___ DATASET EXTRACT

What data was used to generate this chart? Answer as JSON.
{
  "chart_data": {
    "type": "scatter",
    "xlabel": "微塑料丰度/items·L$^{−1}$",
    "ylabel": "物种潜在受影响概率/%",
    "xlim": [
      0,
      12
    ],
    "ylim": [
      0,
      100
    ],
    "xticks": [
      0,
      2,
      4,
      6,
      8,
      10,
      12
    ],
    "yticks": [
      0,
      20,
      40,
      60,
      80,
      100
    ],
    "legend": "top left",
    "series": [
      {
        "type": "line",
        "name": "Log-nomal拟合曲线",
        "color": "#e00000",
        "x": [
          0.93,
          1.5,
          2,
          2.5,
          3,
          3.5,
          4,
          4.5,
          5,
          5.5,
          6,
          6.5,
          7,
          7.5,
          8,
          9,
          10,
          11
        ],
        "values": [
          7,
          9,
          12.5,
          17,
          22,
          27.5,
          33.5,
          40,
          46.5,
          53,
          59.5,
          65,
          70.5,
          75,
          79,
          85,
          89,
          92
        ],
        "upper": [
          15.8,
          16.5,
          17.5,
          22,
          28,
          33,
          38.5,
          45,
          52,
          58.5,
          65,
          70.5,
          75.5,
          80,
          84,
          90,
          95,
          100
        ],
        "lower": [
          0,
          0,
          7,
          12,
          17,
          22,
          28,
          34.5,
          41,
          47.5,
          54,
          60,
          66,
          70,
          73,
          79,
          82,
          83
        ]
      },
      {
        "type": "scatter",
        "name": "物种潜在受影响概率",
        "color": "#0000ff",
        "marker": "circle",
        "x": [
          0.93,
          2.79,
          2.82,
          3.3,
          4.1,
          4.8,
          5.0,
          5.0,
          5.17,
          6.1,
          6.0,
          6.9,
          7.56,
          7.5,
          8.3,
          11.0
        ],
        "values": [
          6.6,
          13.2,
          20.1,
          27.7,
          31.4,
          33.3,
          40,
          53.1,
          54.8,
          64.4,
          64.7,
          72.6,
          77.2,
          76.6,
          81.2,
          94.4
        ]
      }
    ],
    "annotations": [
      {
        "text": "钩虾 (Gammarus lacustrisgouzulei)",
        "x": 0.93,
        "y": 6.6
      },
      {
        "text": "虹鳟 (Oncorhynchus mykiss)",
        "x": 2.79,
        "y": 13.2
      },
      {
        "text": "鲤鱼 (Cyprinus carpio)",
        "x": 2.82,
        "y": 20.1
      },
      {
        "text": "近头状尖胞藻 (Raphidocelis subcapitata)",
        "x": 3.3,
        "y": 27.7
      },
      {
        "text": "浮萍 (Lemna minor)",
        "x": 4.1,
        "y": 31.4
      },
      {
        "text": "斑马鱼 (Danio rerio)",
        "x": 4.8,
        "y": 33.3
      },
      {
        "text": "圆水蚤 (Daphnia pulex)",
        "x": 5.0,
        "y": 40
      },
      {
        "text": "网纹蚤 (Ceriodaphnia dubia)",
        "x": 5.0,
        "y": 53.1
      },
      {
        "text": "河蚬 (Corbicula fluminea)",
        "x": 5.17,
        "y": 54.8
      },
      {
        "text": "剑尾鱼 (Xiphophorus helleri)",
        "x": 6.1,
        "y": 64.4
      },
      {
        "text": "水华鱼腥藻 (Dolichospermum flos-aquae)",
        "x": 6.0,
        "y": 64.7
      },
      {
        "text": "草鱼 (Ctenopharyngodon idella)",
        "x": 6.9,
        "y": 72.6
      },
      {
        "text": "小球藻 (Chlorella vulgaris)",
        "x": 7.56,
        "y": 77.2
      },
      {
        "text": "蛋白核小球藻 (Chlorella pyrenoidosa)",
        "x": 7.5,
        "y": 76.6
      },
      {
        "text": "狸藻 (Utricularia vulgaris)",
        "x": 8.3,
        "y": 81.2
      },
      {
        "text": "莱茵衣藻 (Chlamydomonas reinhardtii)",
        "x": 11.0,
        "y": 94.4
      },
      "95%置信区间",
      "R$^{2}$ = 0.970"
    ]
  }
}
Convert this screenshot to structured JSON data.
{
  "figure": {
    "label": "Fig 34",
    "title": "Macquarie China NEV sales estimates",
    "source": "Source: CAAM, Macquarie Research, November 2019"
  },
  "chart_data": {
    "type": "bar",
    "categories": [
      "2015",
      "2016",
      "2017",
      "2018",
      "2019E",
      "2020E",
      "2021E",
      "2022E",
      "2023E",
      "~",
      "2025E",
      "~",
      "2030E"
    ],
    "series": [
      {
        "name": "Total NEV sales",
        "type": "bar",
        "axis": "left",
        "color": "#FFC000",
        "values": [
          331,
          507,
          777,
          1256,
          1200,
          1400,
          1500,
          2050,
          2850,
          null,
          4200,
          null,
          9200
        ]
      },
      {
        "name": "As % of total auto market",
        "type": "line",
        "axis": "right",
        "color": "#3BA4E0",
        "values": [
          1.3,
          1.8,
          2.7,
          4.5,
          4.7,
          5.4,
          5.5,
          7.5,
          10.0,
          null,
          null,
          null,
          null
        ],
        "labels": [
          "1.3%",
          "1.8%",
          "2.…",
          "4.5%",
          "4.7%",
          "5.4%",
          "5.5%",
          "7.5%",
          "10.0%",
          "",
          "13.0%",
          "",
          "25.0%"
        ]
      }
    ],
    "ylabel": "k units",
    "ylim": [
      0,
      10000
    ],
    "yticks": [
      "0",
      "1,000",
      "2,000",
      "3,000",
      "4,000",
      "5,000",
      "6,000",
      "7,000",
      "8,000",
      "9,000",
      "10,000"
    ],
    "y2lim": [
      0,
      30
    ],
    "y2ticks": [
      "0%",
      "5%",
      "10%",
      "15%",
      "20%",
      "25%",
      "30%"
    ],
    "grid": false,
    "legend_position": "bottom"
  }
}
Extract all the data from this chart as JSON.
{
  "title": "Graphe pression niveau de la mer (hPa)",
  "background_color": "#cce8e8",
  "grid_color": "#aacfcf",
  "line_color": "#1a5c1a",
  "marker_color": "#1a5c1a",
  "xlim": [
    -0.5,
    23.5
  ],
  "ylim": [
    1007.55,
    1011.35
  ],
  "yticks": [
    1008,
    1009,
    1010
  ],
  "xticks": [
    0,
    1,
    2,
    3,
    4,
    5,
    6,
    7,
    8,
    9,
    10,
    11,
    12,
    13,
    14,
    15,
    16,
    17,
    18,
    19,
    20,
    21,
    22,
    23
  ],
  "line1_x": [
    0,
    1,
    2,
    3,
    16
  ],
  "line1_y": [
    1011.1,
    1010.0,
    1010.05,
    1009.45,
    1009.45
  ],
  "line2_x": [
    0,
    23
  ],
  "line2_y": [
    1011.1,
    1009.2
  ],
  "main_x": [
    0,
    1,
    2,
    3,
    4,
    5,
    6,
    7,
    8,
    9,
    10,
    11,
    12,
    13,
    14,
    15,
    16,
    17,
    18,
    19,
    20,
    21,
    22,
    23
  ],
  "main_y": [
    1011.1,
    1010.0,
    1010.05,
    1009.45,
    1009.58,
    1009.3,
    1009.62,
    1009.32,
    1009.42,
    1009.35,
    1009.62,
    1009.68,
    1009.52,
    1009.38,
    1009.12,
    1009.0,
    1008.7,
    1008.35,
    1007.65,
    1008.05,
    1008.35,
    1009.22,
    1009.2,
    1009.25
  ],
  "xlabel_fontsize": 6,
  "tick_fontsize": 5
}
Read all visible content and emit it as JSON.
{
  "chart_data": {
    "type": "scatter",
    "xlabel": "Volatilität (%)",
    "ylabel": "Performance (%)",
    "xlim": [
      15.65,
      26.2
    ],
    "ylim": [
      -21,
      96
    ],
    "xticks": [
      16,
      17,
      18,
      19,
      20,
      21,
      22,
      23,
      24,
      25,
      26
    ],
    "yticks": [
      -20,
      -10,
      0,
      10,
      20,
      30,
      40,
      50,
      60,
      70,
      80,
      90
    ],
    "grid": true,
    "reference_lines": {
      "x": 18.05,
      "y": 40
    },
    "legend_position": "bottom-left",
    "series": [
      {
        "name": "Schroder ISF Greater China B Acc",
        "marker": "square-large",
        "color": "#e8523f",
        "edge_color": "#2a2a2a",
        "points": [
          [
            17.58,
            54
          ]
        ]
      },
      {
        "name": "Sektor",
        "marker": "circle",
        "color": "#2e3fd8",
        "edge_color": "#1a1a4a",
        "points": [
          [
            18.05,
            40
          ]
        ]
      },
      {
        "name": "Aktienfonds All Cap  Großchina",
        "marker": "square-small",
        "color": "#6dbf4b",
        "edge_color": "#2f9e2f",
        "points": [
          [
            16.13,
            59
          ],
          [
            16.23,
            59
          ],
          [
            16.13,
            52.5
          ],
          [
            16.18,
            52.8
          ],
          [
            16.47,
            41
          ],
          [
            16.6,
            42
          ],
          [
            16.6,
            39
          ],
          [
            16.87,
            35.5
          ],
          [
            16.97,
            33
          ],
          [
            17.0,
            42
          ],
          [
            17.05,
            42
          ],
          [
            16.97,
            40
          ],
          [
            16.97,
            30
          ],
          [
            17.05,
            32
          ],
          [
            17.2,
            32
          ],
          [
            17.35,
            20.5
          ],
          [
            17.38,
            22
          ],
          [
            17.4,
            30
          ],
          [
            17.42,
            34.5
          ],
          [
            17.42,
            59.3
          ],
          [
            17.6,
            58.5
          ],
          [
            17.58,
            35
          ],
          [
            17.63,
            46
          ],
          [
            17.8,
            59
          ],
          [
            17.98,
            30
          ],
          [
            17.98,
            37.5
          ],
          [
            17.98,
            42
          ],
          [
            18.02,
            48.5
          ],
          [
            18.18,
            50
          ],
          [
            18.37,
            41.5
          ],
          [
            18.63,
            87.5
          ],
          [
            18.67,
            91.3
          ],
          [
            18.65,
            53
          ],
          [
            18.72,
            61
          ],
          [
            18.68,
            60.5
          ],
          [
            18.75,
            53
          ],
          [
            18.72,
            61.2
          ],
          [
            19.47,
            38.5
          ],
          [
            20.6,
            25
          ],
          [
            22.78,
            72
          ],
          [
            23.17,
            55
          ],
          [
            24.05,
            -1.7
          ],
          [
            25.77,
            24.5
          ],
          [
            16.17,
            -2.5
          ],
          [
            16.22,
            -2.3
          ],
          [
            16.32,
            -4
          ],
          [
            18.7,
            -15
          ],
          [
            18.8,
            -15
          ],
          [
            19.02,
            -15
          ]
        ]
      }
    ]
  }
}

______

* WHAT YOU SHOULD DO: Find the word "vulgaris" in the material, then list each line that holds it.

* FINAL RESULT:
        "text": "小球藻 (Chlorella vulgaris)",
        "text": "狸藻 (Utricularia vulgaris)",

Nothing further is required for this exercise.